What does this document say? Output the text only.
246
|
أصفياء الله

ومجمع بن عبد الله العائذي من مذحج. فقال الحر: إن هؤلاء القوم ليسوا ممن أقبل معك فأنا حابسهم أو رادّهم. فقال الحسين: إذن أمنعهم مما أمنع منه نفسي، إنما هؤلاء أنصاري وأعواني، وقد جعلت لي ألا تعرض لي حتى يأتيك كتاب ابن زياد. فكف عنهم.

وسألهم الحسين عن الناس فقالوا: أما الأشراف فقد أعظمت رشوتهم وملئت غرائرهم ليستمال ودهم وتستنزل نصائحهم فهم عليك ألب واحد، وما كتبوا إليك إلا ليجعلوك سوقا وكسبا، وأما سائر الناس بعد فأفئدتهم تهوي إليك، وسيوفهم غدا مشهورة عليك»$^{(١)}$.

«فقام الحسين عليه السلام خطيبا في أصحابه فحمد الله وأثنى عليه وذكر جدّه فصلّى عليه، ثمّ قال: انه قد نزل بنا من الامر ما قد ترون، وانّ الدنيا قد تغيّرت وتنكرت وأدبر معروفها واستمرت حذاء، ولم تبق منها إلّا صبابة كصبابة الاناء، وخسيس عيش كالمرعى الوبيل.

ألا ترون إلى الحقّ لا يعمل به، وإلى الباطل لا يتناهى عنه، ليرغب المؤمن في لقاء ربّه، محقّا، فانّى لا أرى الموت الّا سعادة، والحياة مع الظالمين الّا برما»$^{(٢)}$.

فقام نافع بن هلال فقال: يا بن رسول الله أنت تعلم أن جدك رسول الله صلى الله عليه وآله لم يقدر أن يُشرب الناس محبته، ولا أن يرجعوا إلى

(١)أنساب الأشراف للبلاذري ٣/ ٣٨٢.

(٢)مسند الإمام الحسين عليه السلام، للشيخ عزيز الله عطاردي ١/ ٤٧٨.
********
**Problem to work on:** Each line of the material above needs to be quoted exactly, please.

**Task solution:**
What does this document say? Output the text only.
246
|
أصفياء الله

ومجمع بن عبد الله العائذي من مذحج. فقال الحر: إن هؤلاء القوم ليسوا ممن أقبل معك فأنا حابسهم أو رادّهم. فقال الحسين: إذن أمنعهم مما أمنع منه نفسي، إنما هؤلاء أنصاري وأعواني، وقد جعلت لي ألا تعرض لي حتى يأتيك كتاب ابن زياد. فكف عنهم.

وسألهم الحسين عن الناس فقالوا: أما الأشراف فقد أعظمت رشوتهم وملئت غرائرهم ليستمال ودهم وتستنزل نصائحهم فهم عليك ألب واحد، وما كتبوا إليك إلا ليجعلوك سوقا وكسبا، وأما سائر الناس بعد فأفئدتهم تهوي إليك، وسيوفهم غدا مشهورة عليك»$^{(١)}$.

«فقام الحسين عليه السلام خطيبا في أصحابه فحمد الله وأثنى عليه وذكر جدّه فصلّى عليه، ثمّ قال: انه قد نزل بنا من الامر ما قد ترون، وانّ الدنيا قد تغيّرت وتنكرت وأدبر معروفها واستمرت حذاء، ولم تبق منها إلّا صبابة كصبابة الاناء، وخسيس عيش كالمرعى الوبيل.

ألا ترون إلى الحقّ لا يعمل به، وإلى الباطل لا يتناهى عنه، ليرغب المؤمن في لقاء ربّه، محقّا، فانّى لا أرى الموت الّا سعادة، والحياة مع الظالمين الّا برما»$^{(٢)}$.

فقام نافع بن هلال فقال: يا بن رسول الله أنت تعلم أن جدك رسول الله صلى الله عليه وآله لم يقدر أن يُشرب الناس محبته، ولا أن يرجعوا إلى

(١)أنساب الأشراف للبلاذري ٣/ ٣٨٢.

(٢)مسند الإمام الحسين عليه السلام، للشيخ عزيز الله عطاردي ١/ ٤٧٨.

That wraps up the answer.